| THE REQUEST |
Pick every line from the data that holds the word "Каспія".

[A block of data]
________________
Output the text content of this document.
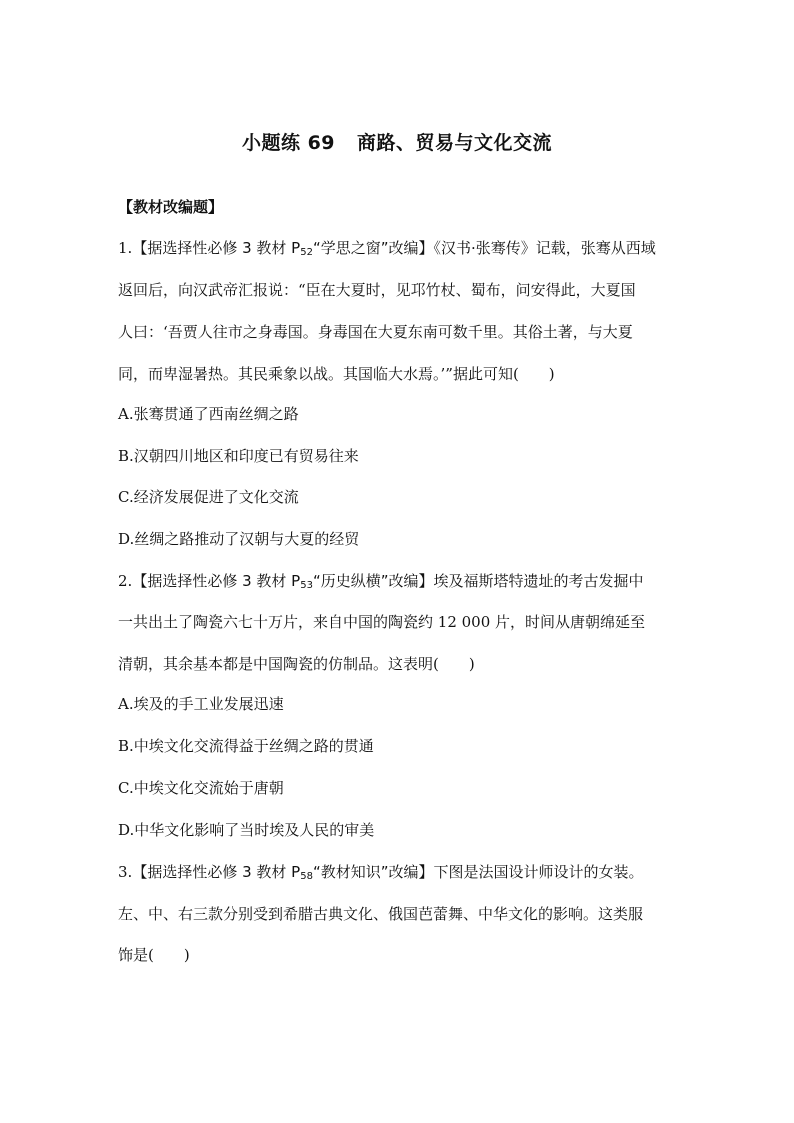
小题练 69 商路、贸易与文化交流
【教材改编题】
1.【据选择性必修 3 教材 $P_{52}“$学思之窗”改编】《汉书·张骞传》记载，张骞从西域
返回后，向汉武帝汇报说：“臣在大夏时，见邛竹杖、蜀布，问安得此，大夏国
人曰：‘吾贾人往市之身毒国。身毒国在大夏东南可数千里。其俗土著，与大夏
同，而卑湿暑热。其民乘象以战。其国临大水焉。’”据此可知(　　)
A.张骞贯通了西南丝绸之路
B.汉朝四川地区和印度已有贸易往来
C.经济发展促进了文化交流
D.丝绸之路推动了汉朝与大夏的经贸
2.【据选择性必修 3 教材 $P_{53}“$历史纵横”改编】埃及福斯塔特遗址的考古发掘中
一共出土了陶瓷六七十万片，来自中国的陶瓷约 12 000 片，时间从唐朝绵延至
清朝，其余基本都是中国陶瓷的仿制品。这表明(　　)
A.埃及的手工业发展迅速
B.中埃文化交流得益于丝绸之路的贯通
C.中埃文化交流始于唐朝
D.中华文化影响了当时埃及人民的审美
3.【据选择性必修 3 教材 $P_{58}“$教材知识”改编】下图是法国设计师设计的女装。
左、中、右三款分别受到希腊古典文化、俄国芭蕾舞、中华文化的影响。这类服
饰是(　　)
________________
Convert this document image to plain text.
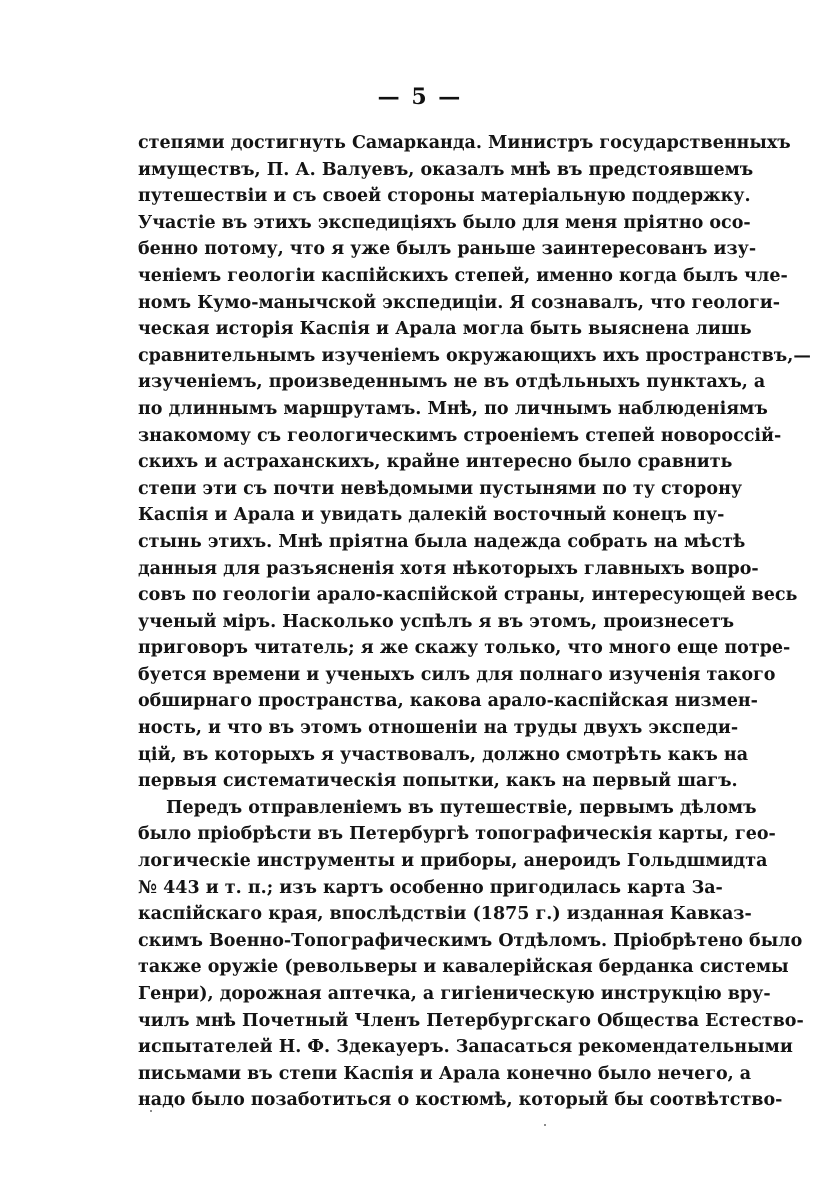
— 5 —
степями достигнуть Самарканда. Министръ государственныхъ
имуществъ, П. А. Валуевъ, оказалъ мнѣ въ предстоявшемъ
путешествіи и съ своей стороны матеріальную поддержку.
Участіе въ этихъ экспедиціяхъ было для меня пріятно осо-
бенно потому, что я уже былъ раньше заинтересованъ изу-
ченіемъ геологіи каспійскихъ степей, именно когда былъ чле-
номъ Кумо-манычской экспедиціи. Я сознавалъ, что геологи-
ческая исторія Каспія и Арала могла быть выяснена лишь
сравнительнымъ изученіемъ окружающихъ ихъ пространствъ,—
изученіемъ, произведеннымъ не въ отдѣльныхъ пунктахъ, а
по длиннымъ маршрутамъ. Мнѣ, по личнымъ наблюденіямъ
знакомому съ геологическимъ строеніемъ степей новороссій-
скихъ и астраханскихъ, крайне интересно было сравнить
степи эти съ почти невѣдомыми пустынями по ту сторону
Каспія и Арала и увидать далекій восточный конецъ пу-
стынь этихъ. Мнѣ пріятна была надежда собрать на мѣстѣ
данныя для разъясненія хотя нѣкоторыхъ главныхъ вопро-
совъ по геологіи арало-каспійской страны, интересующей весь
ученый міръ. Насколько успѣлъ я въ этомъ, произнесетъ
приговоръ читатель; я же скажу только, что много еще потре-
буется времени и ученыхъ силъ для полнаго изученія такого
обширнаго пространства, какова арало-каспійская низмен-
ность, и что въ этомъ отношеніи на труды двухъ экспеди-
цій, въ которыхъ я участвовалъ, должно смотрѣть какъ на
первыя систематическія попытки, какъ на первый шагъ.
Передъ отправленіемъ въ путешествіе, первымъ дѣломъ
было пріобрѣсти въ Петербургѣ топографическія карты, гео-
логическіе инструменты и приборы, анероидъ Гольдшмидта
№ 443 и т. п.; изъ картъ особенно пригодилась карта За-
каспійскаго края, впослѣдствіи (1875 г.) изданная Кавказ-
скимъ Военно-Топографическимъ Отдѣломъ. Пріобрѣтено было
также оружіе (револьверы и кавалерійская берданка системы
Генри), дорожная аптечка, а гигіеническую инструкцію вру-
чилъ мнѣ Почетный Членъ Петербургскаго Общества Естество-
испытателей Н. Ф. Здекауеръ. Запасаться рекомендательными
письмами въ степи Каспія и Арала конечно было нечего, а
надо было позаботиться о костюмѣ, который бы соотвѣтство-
________________
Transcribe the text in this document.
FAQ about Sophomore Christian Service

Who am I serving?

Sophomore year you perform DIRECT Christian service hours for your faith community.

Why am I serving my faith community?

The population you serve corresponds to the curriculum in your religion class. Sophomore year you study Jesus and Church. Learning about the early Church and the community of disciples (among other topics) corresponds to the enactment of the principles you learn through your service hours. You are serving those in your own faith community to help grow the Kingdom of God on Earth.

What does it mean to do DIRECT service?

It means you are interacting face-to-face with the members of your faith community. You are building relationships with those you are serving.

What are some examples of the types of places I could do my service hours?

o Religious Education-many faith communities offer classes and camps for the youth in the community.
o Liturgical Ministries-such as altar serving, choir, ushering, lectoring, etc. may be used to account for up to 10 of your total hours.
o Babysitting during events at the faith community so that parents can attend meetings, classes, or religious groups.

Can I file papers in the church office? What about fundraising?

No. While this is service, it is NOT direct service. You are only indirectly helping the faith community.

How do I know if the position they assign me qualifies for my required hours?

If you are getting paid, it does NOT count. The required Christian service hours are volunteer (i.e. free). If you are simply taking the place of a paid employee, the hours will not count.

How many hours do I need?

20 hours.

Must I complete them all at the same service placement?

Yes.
________________
| RESPONSE BELOW |
ческая исторія Каспія и Арала могла быть выяснена лишь
Каспія и Арала и увидать далекій восточный конецъ пу-
письмами въ степи Каспія и Арала конечно было нечего, а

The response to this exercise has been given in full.